#### Aim of the task:
Return the data exactly, with all pictures removed.

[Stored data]
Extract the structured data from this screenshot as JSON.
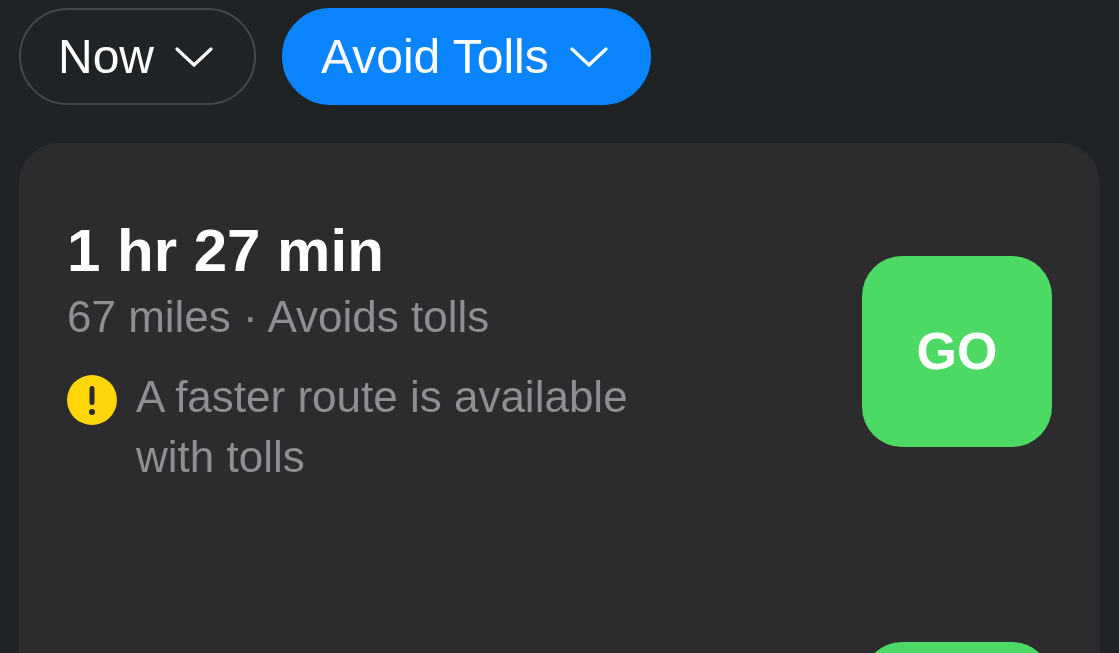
{
  "filters": [
    {
      "label": "Now",
      "selected": false
    },
    {
      "label": "Avoid Tolls",
      "selected": true
    }
  ],
  "routes": [
    {
      "duration": "1 hr 27 min",
      "details": "67 miles · Avoids tolls",
      "warning": "A faster route is available with tolls",
      "action": "GO"
    }
  ]
}
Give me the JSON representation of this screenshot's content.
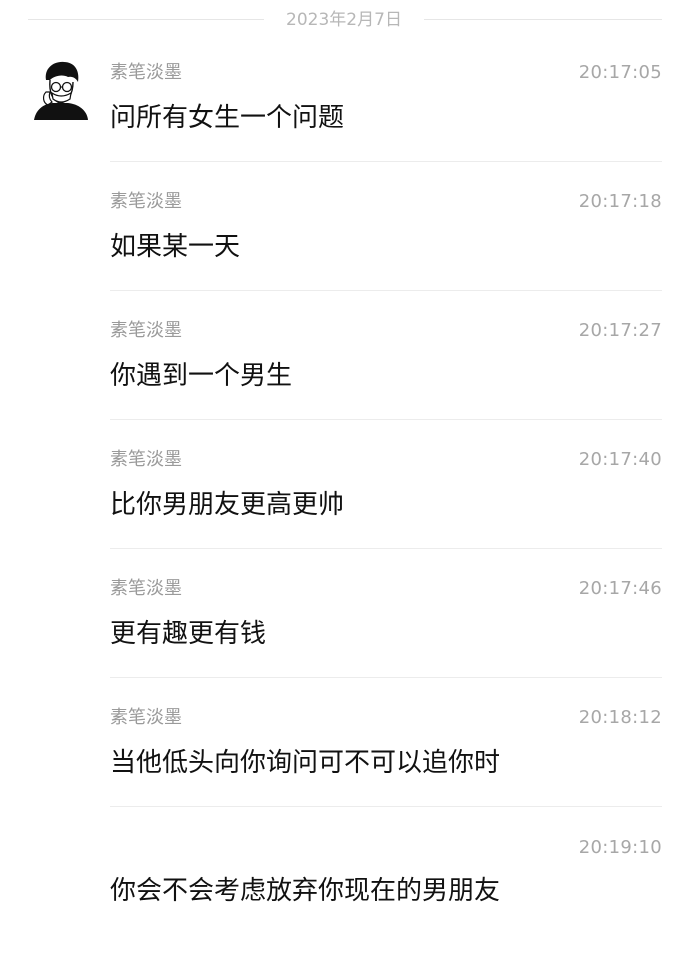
{
  "date_separator": "2023年2月7日",
  "messages": [
    {
      "sender": "素笔淡墨",
      "time": "20:17:05",
      "text": "问所有女生一个问题"
    },
    {
      "sender": "素笔淡墨",
      "time": "20:17:18",
      "text": "如果某一天"
    },
    {
      "sender": "素笔淡墨",
      "time": "20:17:27",
      "text": "你遇到一个男生"
    },
    {
      "sender": "素笔淡墨",
      "time": "20:17:40",
      "text": "比你男朋友更高更帅"
    },
    {
      "sender": "素笔淡墨",
      "time": "20:17:46",
      "text": "更有趣更有钱"
    },
    {
      "sender": "素笔淡墨",
      "time": "20:18:12",
      "text": "当他低头向你询问可不可以追你时"
    },
    {
      "sender": "",
      "time": "20:19:10",
      "text": "你会不会考虑放弃你现在的男朋友"
    }
  ]
}
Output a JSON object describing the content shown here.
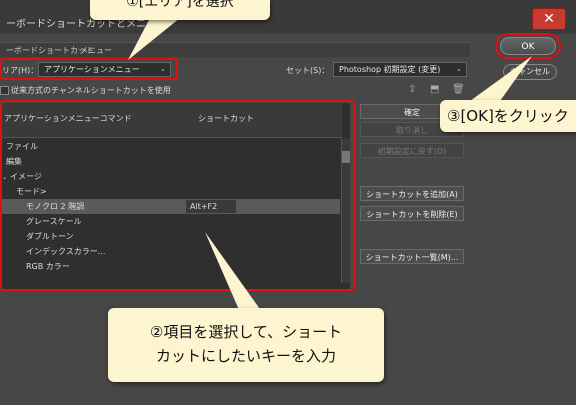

#### Written answer:
Extract the structured data from this screenshot as JSON.
{
  "filters": [
    {
      "label": "Now",
      "selected": false
    },
    {
      "label": "Avoid Tolls",
      "selected": true
    }
  ],
  "routes": [
    {
      "duration": "1 hr 27 min",
      "details": "67 miles · Avoids tolls",
      "warning": "A faster route is available with tolls",
      "action": "GO"
    }
  ]
}
Give me the JSON representation of this screenshot's content.
{
  "date_separator": "2023年2月7日",
  "messages": [
    {
      "sender": "素笔淡墨",
      "time": "20:17:05",
      "text": "问所有女生一个问题"
    },
    {
      "sender": "素笔淡墨",
      "time": "20:17:18",
      "text": "如果某一天"
    },
    {
      "sender": "素笔淡墨",
      "time": "20:17:27",
      "text": "你遇到一个男生"
    },
    {
      "sender": "素笔淡墨",
      "time": "20:17:40",
      "text": "比你男朋友更高更帅"
    },
    {
      "sender": "素笔淡墨",
      "time": "20:17:46",
      "text": "更有趣更有钱"
    },
    {
      "sender": "素笔淡墨",
      "time": "20:18:12",
      "text": "当他低头向你询问可不可以追你时"
    },
    {
      "sender": "",
      "time": "20:19:10",
      "text": "你会不会考虑放弃你现在的男朋友"
    }
  ]
}
Output a JSON object describing the content shown here.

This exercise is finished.